## WHAT NEEDS TO BE DONE
Keep only the lines of the listing that include the word "value", and copy them.

## DATA SHOWN

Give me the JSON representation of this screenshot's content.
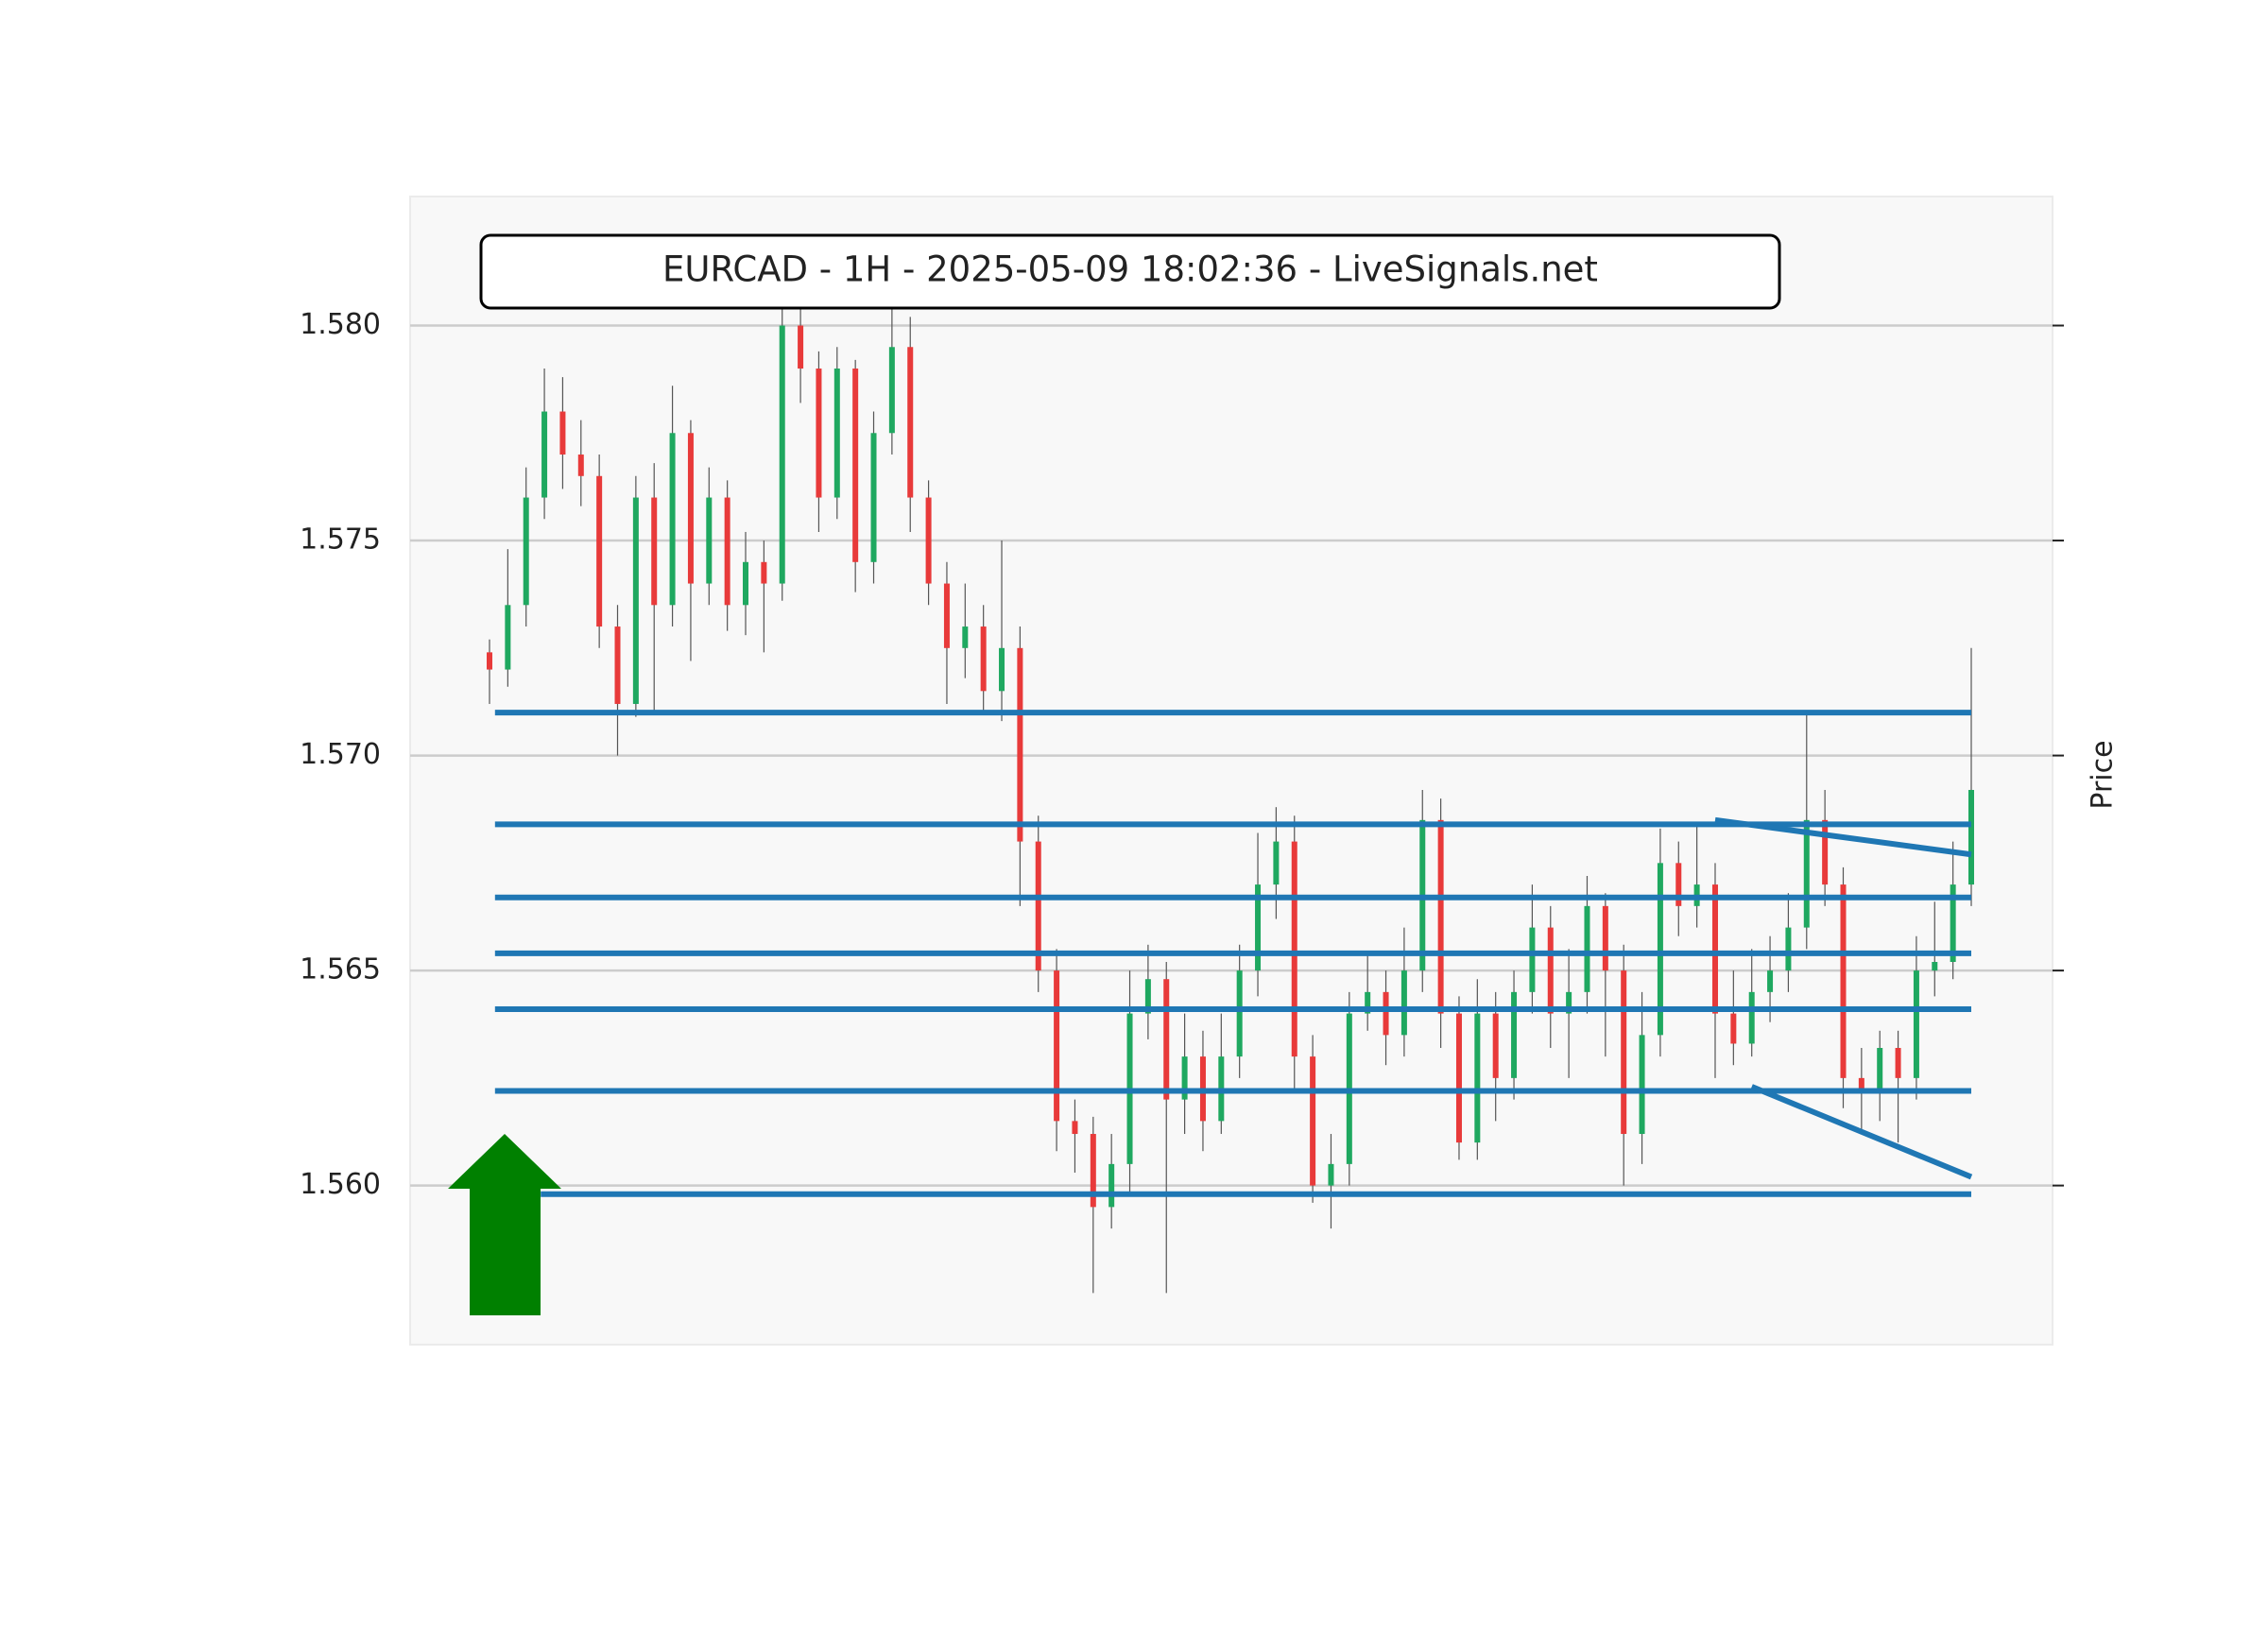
{
  "chart_data": {
    "type": "candlestick",
    "title": "EURCAD - 1H - 2025-05-09 18:02:36 - LiveSignals.net",
    "y_label": "Price",
    "ylim": [
      1.5563,
      1.583
    ],
    "yticks": [
      {
        "value": 1.56,
        "label": "1.560"
      },
      {
        "value": 1.565,
        "label": "1.565"
      },
      {
        "value": 1.57,
        "label": "1.570"
      },
      {
        "value": 1.575,
        "label": "1.575"
      },
      {
        "value": 1.58,
        "label": "1.580"
      }
    ],
    "grid": true,
    "up_color": "#1fa860",
    "down_color": "#e83a3a",
    "line_color": "#1f77b4",
    "open": [
      1.5724,
      1.572,
      1.5735,
      1.576,
      1.578,
      1.577,
      1.5765,
      1.573,
      1.5712,
      1.576,
      1.5735,
      1.5775,
      1.574,
      1.576,
      1.5735,
      1.5745,
      1.574,
      1.58,
      1.579,
      1.576,
      1.579,
      1.5745,
      1.5775,
      1.5795,
      1.576,
      1.574,
      1.5725,
      1.573,
      1.5715,
      1.5725,
      1.568,
      1.565,
      1.5615,
      1.5612,
      1.5595,
      1.5605,
      1.564,
      1.5648,
      1.562,
      1.563,
      1.5615,
      1.563,
      1.565,
      1.567,
      1.568,
      1.563,
      1.56,
      1.5605,
      1.564,
      1.5645,
      1.5635,
      1.565,
      1.5685,
      1.564,
      1.561,
      1.564,
      1.5625,
      1.5645,
      1.566,
      1.564,
      1.5645,
      1.5665,
      1.565,
      1.5612,
      1.5635,
      1.5675,
      1.5665,
      1.567,
      1.564,
      1.5633,
      1.5645,
      1.565,
      1.566,
      1.5685,
      1.567,
      1.5625,
      1.5622,
      1.5632,
      1.5625,
      1.565,
      1.5652,
      1.567
    ],
    "high": [
      1.5727,
      1.5748,
      1.5767,
      1.579,
      1.5788,
      1.5778,
      1.577,
      1.5735,
      1.5765,
      1.5768,
      1.5786,
      1.5778,
      1.5767,
      1.5764,
      1.5752,
      1.575,
      1.5806,
      1.5805,
      1.5794,
      1.5795,
      1.5792,
      1.578,
      1.5806,
      1.5802,
      1.5764,
      1.5745,
      1.574,
      1.5735,
      1.575,
      1.573,
      1.5686,
      1.5655,
      1.562,
      1.5616,
      1.5612,
      1.565,
      1.5656,
      1.5652,
      1.564,
      1.5636,
      1.564,
      1.5656,
      1.5682,
      1.5688,
      1.5686,
      1.5635,
      1.5612,
      1.5645,
      1.5654,
      1.565,
      1.566,
      1.5692,
      1.569,
      1.5644,
      1.5648,
      1.5645,
      1.565,
      1.567,
      1.5665,
      1.5655,
      1.5672,
      1.5668,
      1.5656,
      1.5645,
      1.5683,
      1.568,
      1.5684,
      1.5675,
      1.565,
      1.5655,
      1.5658,
      1.5668,
      1.571,
      1.5692,
      1.5674,
      1.5632,
      1.5636,
      1.5636,
      1.5658,
      1.5666,
      1.568,
      1.5725
    ],
    "low": [
      1.5712,
      1.5716,
      1.573,
      1.5755,
      1.5762,
      1.5758,
      1.5725,
      1.57,
      1.5709,
      1.571,
      1.573,
      1.5722,
      1.5735,
      1.5729,
      1.5728,
      1.5724,
      1.5736,
      1.5782,
      1.5752,
      1.5755,
      1.5738,
      1.574,
      1.577,
      1.5752,
      1.5735,
      1.5712,
      1.5718,
      1.571,
      1.5708,
      1.5665,
      1.5645,
      1.5608,
      1.5603,
      1.5575,
      1.559,
      1.5598,
      1.5634,
      1.5575,
      1.5612,
      1.5608,
      1.5612,
      1.5625,
      1.5644,
      1.5662,
      1.5622,
      1.5596,
      1.559,
      1.56,
      1.5636,
      1.5628,
      1.563,
      1.5645,
      1.5632,
      1.5606,
      1.5606,
      1.5615,
      1.562,
      1.564,
      1.5632,
      1.5625,
      1.564,
      1.563,
      1.56,
      1.5605,
      1.563,
      1.5658,
      1.566,
      1.5625,
      1.5628,
      1.563,
      1.5638,
      1.5645,
      1.5655,
      1.5665,
      1.5618,
      1.5612,
      1.5615,
      1.561,
      1.562,
      1.5644,
      1.5648,
      1.5665
    ],
    "close": [
      1.572,
      1.5735,
      1.576,
      1.578,
      1.577,
      1.5765,
      1.573,
      1.5712,
      1.576,
      1.5735,
      1.5775,
      1.574,
      1.576,
      1.5735,
      1.5745,
      1.574,
      1.58,
      1.579,
      1.576,
      1.579,
      1.5745,
      1.5775,
      1.5795,
      1.576,
      1.574,
      1.5725,
      1.573,
      1.5715,
      1.5725,
      1.568,
      1.565,
      1.5615,
      1.5612,
      1.5595,
      1.5605,
      1.564,
      1.5648,
      1.562,
      1.563,
      1.5615,
      1.563,
      1.565,
      1.567,
      1.568,
      1.563,
      1.56,
      1.5605,
      1.564,
      1.5645,
      1.5635,
      1.565,
      1.5685,
      1.564,
      1.561,
      1.564,
      1.5625,
      1.5645,
      1.566,
      1.564,
      1.5645,
      1.5665,
      1.565,
      1.5612,
      1.5635,
      1.5675,
      1.5665,
      1.567,
      1.564,
      1.5633,
      1.5645,
      1.565,
      1.566,
      1.5685,
      1.567,
      1.5625,
      1.5622,
      1.5632,
      1.5625,
      1.565,
      1.5652,
      1.567,
      1.5692
    ],
    "lines": [
      {
        "x": [
          0.3,
          81
        ],
        "y": [
          1.571,
          1.571
        ]
      },
      {
        "x": [
          0.3,
          81
        ],
        "y": [
          1.5684,
          1.5684
        ]
      },
      {
        "x": [
          0.3,
          81
        ],
        "y": [
          1.5667,
          1.5667
        ]
      },
      {
        "x": [
          0.3,
          81
        ],
        "y": [
          1.5654,
          1.5654
        ]
      },
      {
        "x": [
          0.3,
          81
        ],
        "y": [
          1.5641,
          1.5641
        ]
      },
      {
        "x": [
          0.3,
          81
        ],
        "y": [
          1.5622,
          1.5622
        ]
      },
      {
        "x": [
          2.8,
          81
        ],
        "y": [
          1.5598,
          1.5598
        ]
      },
      {
        "x": [
          67,
          81
        ],
        "y": [
          1.5685,
          1.5677
        ]
      },
      {
        "x": [
          69,
          81
        ],
        "y": [
          1.5623,
          1.5602
        ]
      }
    ]
  }
}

## REPLY TO THE TASK
        "value": 1.56,
        "value": 1.565,
        "value": 1.57,
        "value": 1.575,
        "value": 1.58,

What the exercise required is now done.